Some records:
^^^^

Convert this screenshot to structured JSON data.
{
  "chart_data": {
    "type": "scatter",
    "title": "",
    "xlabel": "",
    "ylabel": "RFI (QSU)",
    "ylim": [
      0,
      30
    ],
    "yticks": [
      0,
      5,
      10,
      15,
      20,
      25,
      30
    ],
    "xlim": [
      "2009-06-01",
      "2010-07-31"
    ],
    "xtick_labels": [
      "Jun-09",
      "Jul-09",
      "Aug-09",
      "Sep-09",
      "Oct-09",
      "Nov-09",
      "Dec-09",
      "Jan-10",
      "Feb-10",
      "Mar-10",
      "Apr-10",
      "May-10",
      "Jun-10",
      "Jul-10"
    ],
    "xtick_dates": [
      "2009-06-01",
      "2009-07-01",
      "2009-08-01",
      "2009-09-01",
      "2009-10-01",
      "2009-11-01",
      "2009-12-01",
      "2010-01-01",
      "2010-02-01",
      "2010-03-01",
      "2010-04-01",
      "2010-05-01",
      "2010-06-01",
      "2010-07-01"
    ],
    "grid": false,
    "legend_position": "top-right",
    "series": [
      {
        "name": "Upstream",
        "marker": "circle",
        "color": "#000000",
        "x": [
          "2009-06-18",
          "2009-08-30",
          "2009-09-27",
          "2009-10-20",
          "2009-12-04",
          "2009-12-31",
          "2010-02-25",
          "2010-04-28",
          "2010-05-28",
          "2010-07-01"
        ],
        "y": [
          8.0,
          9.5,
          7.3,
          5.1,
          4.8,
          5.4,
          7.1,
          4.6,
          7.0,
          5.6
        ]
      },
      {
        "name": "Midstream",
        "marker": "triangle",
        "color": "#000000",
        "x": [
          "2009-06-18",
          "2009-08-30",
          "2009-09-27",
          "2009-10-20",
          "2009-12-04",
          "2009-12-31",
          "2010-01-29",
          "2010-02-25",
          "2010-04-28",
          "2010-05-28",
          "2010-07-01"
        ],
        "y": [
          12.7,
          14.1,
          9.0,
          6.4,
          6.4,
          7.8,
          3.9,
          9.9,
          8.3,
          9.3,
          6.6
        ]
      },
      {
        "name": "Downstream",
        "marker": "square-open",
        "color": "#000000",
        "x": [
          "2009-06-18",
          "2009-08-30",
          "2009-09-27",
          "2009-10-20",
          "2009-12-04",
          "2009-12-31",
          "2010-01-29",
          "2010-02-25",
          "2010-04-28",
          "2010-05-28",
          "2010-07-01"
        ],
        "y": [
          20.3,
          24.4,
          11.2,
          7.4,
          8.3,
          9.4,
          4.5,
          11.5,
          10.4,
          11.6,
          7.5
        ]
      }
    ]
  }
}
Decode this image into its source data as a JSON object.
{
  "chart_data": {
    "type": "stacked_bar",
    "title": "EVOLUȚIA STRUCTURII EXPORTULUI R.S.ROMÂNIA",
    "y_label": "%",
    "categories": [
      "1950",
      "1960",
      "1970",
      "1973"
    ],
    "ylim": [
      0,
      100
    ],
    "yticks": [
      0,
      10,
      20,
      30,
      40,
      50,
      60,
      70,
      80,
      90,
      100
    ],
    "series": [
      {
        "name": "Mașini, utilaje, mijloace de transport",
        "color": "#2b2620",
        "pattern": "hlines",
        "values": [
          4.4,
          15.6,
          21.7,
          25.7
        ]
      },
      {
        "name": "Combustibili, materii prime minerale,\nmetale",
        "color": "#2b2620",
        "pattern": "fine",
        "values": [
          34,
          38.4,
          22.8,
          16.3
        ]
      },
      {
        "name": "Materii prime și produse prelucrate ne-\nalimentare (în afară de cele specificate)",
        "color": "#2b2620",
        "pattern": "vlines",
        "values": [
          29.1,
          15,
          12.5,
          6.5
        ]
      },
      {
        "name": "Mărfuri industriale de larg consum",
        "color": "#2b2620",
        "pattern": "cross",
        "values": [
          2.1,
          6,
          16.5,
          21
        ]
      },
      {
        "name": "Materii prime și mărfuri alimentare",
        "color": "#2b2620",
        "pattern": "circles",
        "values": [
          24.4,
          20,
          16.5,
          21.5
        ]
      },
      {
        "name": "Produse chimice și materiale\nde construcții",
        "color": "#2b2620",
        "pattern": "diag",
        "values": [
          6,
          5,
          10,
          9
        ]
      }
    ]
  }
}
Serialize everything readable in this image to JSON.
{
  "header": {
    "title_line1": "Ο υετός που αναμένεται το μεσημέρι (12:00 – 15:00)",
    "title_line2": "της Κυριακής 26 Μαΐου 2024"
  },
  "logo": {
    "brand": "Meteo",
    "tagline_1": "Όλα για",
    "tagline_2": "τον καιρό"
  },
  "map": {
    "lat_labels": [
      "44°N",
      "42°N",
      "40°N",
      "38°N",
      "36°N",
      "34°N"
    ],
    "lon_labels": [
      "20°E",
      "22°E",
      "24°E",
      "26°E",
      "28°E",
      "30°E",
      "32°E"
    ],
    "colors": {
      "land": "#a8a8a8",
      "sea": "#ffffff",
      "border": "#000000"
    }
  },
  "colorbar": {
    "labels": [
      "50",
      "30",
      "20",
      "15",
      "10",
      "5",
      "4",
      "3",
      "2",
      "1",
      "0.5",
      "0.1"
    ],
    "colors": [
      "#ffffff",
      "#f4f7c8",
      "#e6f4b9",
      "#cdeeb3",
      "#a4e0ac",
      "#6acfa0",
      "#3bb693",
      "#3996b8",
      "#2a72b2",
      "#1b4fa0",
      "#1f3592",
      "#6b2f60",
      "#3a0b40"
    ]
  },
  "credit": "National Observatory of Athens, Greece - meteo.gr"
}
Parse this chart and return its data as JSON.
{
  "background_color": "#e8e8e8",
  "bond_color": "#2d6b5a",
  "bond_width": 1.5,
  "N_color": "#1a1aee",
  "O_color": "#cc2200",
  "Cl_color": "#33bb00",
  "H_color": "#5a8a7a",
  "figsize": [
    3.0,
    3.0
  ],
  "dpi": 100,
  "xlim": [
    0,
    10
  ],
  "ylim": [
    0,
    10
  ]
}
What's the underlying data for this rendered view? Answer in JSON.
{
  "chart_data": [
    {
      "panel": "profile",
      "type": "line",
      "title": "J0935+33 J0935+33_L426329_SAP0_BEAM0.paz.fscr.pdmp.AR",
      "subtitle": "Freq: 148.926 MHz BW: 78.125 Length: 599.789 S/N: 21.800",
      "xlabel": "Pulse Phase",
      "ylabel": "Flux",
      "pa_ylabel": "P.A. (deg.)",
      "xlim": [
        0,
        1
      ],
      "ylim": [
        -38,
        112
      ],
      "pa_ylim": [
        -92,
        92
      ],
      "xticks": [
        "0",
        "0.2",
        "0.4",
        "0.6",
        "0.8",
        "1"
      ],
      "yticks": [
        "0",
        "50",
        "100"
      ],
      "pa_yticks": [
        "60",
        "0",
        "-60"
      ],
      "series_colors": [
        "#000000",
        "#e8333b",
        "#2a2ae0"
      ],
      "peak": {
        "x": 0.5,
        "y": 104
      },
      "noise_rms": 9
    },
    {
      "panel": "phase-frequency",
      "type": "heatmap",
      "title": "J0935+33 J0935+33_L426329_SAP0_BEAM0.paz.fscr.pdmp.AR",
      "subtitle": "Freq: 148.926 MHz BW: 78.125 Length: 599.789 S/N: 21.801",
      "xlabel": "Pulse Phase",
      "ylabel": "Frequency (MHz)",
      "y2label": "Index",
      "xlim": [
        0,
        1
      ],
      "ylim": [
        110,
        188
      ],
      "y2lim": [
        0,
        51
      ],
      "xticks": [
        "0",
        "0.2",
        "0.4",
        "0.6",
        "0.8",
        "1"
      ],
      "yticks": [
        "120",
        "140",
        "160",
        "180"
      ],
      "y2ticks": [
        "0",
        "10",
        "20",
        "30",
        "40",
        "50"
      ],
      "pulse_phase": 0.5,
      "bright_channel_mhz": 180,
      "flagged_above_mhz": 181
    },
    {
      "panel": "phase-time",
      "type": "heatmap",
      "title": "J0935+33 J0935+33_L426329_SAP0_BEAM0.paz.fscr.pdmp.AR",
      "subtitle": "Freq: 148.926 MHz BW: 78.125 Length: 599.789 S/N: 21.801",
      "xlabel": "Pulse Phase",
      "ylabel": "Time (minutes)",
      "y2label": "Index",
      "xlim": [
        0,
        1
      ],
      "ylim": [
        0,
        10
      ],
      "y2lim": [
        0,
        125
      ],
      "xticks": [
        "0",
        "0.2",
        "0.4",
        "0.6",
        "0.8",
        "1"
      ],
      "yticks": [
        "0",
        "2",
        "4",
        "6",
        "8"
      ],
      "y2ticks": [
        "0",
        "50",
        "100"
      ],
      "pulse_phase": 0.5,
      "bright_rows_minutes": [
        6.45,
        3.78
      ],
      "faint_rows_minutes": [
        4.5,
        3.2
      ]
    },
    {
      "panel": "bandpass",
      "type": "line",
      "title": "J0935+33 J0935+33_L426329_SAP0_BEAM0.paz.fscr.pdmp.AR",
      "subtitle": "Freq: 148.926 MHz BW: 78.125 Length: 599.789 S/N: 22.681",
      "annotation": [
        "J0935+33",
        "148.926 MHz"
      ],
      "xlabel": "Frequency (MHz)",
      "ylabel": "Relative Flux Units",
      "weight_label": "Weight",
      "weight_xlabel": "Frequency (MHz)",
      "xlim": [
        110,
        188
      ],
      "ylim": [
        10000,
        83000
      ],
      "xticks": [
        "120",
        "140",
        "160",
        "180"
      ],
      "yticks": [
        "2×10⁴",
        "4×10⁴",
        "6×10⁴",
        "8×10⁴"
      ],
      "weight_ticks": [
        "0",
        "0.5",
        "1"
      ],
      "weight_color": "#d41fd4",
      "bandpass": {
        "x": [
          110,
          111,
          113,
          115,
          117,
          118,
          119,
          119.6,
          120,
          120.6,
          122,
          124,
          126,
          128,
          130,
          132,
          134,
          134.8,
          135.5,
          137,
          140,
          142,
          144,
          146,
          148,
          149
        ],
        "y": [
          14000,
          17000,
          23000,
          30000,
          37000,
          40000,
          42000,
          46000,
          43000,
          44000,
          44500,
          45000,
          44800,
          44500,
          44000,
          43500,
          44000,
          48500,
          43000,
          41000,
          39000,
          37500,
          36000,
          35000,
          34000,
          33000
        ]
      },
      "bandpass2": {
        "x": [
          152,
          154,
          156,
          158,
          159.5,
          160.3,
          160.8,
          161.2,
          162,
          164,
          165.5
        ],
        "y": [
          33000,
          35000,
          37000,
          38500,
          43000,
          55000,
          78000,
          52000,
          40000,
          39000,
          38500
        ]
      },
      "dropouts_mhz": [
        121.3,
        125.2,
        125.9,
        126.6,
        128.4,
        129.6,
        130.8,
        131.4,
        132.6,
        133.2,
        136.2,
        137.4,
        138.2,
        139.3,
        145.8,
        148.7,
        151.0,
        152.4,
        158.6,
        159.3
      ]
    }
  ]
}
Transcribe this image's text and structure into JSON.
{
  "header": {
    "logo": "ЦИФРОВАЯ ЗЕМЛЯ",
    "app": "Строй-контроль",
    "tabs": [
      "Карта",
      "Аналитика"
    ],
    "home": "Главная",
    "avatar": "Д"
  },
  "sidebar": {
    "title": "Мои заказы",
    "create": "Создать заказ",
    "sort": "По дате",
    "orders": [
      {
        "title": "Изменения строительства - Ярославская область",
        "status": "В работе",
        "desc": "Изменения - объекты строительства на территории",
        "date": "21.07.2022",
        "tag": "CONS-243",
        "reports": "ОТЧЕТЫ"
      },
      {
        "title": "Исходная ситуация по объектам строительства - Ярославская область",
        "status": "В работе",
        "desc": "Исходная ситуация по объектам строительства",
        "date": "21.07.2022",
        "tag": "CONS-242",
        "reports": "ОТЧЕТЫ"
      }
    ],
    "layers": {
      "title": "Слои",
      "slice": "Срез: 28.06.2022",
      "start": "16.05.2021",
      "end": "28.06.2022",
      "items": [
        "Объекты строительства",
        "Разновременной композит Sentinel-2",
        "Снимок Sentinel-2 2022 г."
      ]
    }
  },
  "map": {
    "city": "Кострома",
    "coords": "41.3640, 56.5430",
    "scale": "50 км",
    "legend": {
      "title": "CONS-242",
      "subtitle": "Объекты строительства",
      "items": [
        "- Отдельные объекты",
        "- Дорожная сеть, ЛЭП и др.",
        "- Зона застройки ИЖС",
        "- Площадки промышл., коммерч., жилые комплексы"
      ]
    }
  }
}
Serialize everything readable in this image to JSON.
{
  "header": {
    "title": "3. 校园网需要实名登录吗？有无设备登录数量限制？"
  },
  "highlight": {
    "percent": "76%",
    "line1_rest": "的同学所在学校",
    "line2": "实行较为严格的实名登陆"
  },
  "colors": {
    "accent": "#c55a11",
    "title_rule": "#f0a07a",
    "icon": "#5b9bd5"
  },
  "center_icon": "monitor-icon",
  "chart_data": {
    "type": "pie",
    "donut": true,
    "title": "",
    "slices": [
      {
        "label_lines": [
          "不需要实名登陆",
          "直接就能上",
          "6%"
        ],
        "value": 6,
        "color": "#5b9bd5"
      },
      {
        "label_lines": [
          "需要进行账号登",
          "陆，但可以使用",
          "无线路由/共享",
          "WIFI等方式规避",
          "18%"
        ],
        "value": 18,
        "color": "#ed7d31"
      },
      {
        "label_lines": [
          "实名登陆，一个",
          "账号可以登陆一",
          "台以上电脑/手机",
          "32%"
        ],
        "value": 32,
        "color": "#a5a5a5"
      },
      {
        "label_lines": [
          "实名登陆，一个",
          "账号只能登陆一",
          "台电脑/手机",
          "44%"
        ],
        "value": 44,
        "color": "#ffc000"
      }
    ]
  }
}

^^^^

● Your task:
Output nothing but the number of lines in the data containing the string "ситуация".

● Expected answer:
2